*Task description:*
Scan the data beneath this task and copy each line that includes "JSON".

[Rows from a figure dataset]

(begin)

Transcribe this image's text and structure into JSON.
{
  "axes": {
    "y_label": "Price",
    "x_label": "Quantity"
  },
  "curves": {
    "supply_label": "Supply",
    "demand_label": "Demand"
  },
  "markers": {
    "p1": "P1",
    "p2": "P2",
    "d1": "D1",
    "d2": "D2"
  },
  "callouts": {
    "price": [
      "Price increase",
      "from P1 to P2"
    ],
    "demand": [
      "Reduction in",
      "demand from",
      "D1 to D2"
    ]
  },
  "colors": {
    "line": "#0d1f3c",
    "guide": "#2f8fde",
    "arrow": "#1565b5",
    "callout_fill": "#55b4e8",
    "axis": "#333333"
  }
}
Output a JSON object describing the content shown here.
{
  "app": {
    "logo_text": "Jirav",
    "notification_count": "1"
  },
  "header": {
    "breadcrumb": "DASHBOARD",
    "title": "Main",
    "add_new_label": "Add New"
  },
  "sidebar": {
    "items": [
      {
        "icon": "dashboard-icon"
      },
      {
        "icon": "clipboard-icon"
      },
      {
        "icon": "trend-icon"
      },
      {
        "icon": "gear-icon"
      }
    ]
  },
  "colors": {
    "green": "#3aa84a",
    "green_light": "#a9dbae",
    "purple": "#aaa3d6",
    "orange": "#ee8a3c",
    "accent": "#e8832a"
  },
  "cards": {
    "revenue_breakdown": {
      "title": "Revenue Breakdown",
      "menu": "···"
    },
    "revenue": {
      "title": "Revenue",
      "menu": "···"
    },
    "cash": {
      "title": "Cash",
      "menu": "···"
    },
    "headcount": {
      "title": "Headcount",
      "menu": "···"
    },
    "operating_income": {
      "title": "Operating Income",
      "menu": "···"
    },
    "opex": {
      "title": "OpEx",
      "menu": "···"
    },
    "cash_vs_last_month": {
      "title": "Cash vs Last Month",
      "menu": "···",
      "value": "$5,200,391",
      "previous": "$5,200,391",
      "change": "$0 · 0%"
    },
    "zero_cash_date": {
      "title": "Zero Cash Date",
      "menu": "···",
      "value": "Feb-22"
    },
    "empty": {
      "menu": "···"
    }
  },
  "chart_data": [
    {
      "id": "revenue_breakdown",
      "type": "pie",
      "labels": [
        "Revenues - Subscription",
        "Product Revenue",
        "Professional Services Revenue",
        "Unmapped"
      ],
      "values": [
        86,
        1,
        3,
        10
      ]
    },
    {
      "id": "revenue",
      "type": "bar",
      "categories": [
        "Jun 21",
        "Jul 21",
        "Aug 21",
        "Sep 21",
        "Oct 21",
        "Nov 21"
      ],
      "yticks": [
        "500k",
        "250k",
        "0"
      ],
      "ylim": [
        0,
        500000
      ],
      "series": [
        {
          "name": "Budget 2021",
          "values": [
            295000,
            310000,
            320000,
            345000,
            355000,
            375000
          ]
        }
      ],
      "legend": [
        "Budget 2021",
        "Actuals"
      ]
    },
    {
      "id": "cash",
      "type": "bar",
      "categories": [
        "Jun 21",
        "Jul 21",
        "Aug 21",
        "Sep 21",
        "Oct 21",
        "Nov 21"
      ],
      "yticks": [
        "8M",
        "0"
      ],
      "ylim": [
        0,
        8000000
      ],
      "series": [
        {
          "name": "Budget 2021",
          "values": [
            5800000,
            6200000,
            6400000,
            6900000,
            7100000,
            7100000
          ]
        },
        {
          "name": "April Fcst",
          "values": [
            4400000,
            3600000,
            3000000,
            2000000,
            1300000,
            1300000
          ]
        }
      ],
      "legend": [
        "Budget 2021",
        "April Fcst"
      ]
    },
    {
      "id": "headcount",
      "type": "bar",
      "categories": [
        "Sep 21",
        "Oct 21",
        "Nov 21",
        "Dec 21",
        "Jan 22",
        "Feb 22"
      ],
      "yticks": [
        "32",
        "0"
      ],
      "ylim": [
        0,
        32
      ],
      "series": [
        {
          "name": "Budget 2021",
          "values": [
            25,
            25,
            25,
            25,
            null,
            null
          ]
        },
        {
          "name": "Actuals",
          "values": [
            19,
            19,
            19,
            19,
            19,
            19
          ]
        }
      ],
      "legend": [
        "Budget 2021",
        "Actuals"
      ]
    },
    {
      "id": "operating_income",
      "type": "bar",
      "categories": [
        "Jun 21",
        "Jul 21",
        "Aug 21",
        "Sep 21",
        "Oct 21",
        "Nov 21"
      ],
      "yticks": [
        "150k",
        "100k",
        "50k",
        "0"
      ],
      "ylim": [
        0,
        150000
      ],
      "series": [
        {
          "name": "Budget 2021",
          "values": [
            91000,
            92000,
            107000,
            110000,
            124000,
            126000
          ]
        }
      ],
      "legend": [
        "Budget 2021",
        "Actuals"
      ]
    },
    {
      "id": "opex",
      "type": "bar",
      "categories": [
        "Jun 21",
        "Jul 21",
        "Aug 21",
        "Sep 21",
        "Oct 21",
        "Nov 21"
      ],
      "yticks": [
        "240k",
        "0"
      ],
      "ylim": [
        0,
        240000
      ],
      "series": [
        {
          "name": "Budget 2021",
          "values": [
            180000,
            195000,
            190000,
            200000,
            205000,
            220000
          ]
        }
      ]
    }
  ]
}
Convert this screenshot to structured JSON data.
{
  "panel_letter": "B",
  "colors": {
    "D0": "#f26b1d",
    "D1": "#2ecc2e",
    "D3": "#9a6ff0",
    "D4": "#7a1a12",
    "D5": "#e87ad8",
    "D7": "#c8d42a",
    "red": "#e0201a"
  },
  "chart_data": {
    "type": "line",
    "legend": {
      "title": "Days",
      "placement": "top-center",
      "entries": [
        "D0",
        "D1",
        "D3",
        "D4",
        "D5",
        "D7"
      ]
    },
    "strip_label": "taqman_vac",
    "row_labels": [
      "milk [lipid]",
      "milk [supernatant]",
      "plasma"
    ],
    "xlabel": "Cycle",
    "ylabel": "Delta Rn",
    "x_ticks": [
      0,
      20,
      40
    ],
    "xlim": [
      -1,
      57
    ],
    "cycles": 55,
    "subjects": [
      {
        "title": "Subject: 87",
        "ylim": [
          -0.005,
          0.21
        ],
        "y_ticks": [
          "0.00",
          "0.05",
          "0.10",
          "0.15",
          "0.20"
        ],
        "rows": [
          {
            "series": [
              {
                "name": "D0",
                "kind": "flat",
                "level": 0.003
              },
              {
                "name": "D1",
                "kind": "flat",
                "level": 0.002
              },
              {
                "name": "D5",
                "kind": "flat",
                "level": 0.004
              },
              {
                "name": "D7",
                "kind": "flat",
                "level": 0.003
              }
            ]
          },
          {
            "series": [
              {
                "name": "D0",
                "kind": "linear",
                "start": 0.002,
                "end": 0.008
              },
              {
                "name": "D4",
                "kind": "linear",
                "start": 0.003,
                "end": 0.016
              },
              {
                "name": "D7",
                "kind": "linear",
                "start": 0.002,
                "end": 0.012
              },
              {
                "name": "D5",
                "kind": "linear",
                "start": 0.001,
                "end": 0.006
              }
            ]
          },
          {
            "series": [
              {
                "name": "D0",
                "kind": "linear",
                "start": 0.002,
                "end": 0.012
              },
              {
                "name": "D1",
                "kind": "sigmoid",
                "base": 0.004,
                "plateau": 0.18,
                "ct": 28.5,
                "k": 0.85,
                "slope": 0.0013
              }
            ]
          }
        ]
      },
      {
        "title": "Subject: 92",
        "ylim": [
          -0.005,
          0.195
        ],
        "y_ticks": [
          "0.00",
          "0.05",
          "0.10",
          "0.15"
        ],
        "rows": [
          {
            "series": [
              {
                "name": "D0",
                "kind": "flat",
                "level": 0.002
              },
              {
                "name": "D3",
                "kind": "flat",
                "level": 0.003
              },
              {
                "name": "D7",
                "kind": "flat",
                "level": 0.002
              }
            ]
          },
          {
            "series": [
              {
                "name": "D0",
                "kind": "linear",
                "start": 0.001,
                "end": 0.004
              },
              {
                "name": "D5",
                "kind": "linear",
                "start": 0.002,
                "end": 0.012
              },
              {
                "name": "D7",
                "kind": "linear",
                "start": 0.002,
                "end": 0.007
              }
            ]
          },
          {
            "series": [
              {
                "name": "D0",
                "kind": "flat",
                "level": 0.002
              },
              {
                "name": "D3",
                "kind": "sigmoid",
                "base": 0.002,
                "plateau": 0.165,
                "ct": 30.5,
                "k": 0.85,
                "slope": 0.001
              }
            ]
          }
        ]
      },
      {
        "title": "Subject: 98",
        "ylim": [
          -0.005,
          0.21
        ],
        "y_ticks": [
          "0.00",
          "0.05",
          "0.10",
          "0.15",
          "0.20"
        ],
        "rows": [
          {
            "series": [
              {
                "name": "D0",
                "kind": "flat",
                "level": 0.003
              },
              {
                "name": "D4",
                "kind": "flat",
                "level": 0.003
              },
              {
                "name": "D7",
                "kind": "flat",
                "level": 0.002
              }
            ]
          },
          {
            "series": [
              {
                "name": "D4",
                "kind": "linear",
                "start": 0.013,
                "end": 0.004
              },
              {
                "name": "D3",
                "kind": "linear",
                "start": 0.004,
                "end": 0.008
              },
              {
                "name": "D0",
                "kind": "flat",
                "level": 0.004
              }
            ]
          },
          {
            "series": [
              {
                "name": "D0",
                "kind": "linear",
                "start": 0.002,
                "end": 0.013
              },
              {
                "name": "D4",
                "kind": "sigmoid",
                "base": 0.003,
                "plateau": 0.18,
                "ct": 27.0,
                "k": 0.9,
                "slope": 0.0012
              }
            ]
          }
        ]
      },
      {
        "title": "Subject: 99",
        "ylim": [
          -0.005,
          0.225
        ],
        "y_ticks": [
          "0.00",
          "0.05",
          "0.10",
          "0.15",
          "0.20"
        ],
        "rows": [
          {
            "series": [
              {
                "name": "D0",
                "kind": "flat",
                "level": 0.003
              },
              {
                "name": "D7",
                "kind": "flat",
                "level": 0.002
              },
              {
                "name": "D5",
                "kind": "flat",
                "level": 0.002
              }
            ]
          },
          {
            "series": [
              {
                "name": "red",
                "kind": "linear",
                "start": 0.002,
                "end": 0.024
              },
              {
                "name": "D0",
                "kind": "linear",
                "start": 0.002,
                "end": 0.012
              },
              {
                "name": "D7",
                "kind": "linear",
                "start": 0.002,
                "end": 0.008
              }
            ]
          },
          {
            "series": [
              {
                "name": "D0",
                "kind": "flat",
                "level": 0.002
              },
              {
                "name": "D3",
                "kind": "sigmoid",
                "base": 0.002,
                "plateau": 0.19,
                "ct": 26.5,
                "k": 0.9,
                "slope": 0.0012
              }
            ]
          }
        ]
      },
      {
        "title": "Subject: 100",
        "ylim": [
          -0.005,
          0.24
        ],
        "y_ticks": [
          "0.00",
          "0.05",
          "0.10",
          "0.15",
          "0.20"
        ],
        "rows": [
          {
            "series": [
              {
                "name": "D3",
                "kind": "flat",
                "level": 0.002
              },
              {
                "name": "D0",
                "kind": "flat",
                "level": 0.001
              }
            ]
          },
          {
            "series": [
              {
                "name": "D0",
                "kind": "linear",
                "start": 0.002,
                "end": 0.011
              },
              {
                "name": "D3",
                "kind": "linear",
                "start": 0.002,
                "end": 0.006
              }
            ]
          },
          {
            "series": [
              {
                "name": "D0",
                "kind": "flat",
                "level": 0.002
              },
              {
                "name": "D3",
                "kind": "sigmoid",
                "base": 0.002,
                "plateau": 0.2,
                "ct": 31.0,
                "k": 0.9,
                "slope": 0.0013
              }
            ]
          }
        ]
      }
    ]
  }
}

(end)

*Task result:*
Transcribe this image's text and structure into JSON.
Output a JSON object describing the content shown here.
Convert this screenshot to structured JSON data.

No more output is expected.